CHALLENGE: Output the full listing below exactly as it reads, and skip anything that is a picture.

TASK INPUT:

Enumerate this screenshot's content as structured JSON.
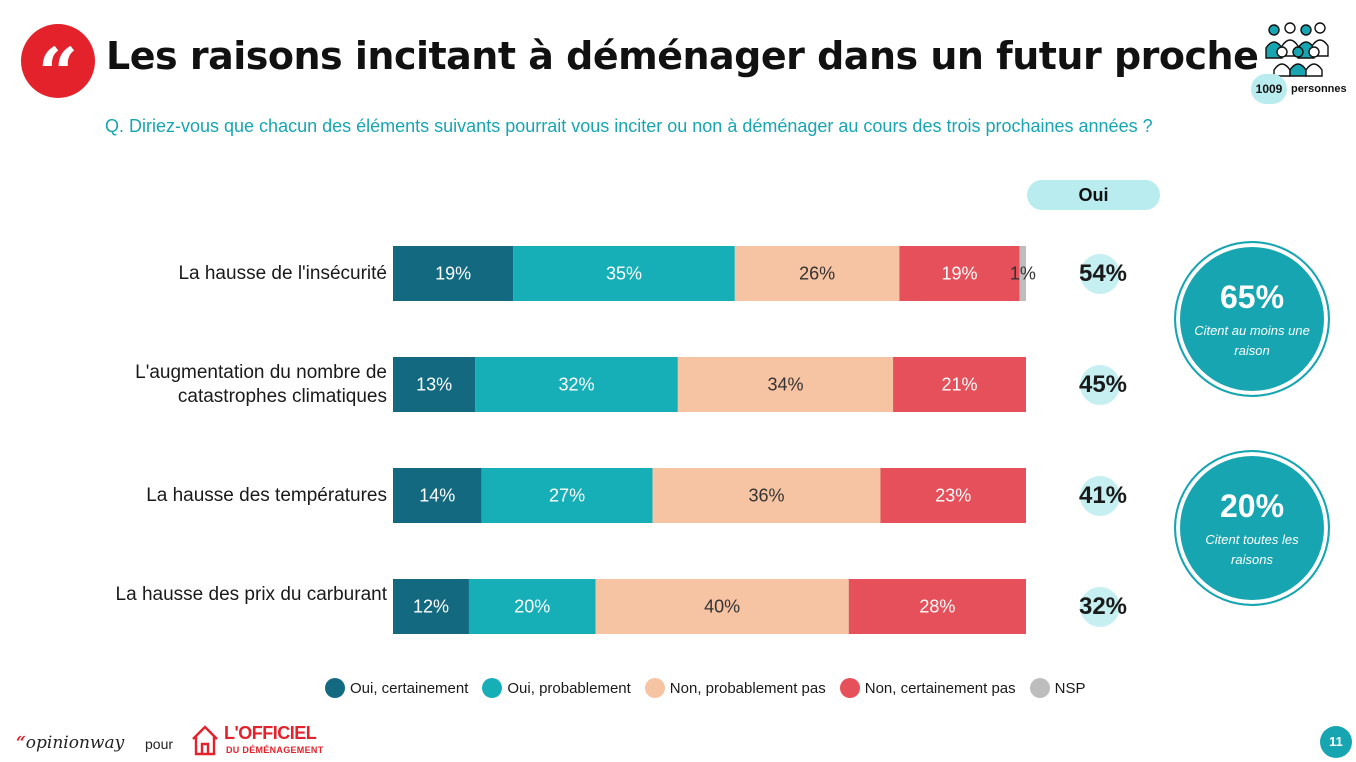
{
  "header": {
    "title": "Les raisons incitant à déménager dans un futur proche",
    "question": "Q. Diriez-vous que chacun des éléments suivants pourrait vous inciter ou non à déménager au cours des trois prochaines années ?",
    "quote_glyph": "“",
    "sample_count": "1009",
    "sample_unit": "personnes"
  },
  "oui_header": "Oui",
  "summary": [
    {
      "value": "65%",
      "label": "Citent au moins une raison"
    },
    {
      "value": "20%",
      "label": "Citent toutes les raisons"
    }
  ],
  "footer": {
    "brand_quote": "“",
    "brand": "opinionway",
    "pour": "pour",
    "partner": "L'OFFICIEL",
    "partner_sub": "DU DÉMÉNAGEMENT",
    "page": "11"
  },
  "colors": {
    "oui_certainement": "#136a80",
    "oui_probablement": "#17afb7",
    "non_probablement_pas": "#f6c3a3",
    "non_certainement_pas": "#e5505a",
    "nsp": "#bdbdbd",
    "accent": "#17a6b1",
    "brand_red": "#e3222b"
  },
  "chart_data": {
    "type": "bar",
    "orientation": "horizontal",
    "stacked": true,
    "categories": [
      "La hausse de l'insécurité",
      "L'augmentation du nombre de catastrophes climatiques",
      "La hausse des températures",
      "La hausse des prix du carburant"
    ],
    "series": [
      {
        "name": "Oui, certainement",
        "values": [
          19,
          13,
          14,
          12
        ],
        "labels": [
          "19%",
          "13%",
          "14%",
          "12%"
        ]
      },
      {
        "name": "Oui, probablement",
        "values": [
          35,
          32,
          27,
          20
        ],
        "labels": [
          "35%",
          "32%",
          "27%",
          "20%"
        ]
      },
      {
        "name": "Non, probablement pas",
        "values": [
          26,
          34,
          36,
          40
        ],
        "labels": [
          "26%",
          "34%",
          "36%",
          "40%"
        ]
      },
      {
        "name": "Non, certainement pas",
        "values": [
          19,
          21,
          23,
          28
        ],
        "labels": [
          "19%",
          "21%",
          "23%",
          "28%"
        ]
      },
      {
        "name": "NSP",
        "values": [
          1,
          0,
          0,
          0
        ],
        "labels": [
          "1%",
          "",
          "",
          ""
        ]
      }
    ],
    "oui_totals": [
      "54%",
      "45%",
      "41%",
      "32%"
    ],
    "xlim": [
      0,
      100
    ],
    "legend_position": "bottom",
    "grid": false
  }
}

PROBLEM SOLUTION:
Enumerate this screenshot's content as structured JSON.
{
  "header": {
    "title": "Les raisons incitant à déménager dans un futur proche",
    "question": "Q. Diriez-vous que chacun des éléments suivants pourrait vous inciter ou non à déménager au cours des trois prochaines années ?",
    "quote_glyph": "“",
    "sample_count": "1009",
    "sample_unit": "personnes"
  },
  "oui_header": "Oui",
  "summary": [
    {
      "value": "65%",
      "label": "Citent au moins une raison"
    },
    {
      "value": "20%",
      "label": "Citent toutes les raisons"
    }
  ],
  "footer": {
    "brand_quote": "“",
    "brand": "opinionway",
    "pour": "pour",
    "partner": "L'OFFICIEL",
    "partner_sub": "DU DÉMÉNAGEMENT",
    "page": "11"
  },
  "colors": {
    "oui_certainement": "#136a80",
    "oui_probablement": "#17afb7",
    "non_probablement_pas": "#f6c3a3",
    "non_certainement_pas": "#e5505a",
    "nsp": "#bdbdbd",
    "accent": "#17a6b1",
    "brand_red": "#e3222b"
  },
  "chart_data": {
    "type": "bar",
    "orientation": "horizontal",
    "stacked": true,
    "categories": [
      "La hausse de l'insécurité",
      "L'augmentation du nombre de catastrophes climatiques",
      "La hausse des températures",
      "La hausse des prix du carburant"
    ],
    "series": [
      {
        "name": "Oui, certainement",
        "values": [
          19,
          13,
          14,
          12
        ],
        "labels": [
          "19%",
          "13%",
          "14%",
          "12%"
        ]
      },
      {
        "name": "Oui, probablement",
        "values": [
          35,
          32,
          27,
          20
        ],
        "labels": [
          "35%",
          "32%",
          "27%",
          "20%"
        ]
      },
      {
        "name": "Non, probablement pas",
        "values": [
          26,
          34,
          36,
          40
        ],
        "labels": [
          "26%",
          "34%",
          "36%",
          "40%"
        ]
      },
      {
        "name": "Non, certainement pas",
        "values": [
          19,
          21,
          23,
          28
        ],
        "labels": [
          "19%",
          "21%",
          "23%",
          "28%"
        ]
      },
      {
        "name": "NSP",
        "values": [
          1,
          0,
          0,
          0
        ],
        "labels": [
          "1%",
          "",
          "",
          ""
        ]
      }
    ],
    "oui_totals": [
      "54%",
      "45%",
      "41%",
      "32%"
    ],
    "xlim": [
      0,
      100
    ],
    "legend_position": "bottom",
    "grid": false
  }
}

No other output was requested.